**Problem requirements**
Go over the entries below line by line, copying each one that contains the word "JSON".
• • • • •
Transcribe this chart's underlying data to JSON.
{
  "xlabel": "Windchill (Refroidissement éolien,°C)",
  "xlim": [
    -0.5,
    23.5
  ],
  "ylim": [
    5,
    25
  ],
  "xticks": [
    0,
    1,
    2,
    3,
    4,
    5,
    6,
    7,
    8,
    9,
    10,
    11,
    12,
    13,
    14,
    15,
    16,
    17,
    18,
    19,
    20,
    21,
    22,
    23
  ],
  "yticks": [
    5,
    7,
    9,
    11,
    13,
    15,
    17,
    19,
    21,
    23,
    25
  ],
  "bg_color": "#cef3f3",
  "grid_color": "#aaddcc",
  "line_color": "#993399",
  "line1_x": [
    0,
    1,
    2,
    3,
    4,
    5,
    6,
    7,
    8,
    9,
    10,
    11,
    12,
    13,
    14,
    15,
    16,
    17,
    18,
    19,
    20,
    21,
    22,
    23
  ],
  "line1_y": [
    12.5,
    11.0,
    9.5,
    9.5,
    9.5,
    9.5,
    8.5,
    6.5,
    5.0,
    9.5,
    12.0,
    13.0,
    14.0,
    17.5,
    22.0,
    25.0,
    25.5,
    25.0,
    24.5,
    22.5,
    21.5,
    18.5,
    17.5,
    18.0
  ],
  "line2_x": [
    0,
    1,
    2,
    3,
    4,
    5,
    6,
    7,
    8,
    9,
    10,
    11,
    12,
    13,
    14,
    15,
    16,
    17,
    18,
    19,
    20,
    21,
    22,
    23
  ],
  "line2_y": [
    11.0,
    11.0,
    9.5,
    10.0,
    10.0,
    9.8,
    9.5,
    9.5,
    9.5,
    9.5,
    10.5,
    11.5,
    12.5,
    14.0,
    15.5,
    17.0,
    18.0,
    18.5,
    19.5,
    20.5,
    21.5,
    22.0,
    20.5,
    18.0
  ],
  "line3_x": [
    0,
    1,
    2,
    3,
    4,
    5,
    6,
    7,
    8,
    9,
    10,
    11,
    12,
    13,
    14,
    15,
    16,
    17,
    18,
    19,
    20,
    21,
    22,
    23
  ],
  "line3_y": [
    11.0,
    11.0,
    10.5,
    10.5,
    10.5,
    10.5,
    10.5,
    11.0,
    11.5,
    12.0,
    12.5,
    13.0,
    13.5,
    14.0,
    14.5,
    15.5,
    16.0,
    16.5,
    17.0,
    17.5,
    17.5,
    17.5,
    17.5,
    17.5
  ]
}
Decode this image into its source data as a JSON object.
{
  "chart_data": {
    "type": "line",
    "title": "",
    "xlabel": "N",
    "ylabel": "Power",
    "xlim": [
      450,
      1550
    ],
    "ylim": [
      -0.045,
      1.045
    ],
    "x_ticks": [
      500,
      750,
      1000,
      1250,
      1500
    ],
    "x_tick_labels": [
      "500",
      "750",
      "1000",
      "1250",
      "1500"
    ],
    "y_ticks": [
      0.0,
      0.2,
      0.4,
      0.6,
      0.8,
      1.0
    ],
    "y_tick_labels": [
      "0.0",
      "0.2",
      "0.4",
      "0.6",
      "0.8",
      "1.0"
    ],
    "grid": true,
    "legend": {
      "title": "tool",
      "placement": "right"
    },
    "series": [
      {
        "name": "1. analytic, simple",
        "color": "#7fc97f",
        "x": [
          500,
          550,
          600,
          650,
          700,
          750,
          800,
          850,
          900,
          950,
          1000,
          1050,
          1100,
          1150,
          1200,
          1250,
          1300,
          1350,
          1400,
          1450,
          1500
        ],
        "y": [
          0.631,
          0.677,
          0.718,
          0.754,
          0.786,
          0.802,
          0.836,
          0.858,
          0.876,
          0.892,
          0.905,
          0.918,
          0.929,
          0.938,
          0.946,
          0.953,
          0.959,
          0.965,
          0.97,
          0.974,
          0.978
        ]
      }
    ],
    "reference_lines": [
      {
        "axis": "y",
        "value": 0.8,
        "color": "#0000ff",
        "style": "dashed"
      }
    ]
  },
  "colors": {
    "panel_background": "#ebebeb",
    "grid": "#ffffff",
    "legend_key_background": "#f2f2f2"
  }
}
• • • • •
**Reply**
Transcribe this chart's underlying data to JSON.
Decode this image into its source data as a JSON object.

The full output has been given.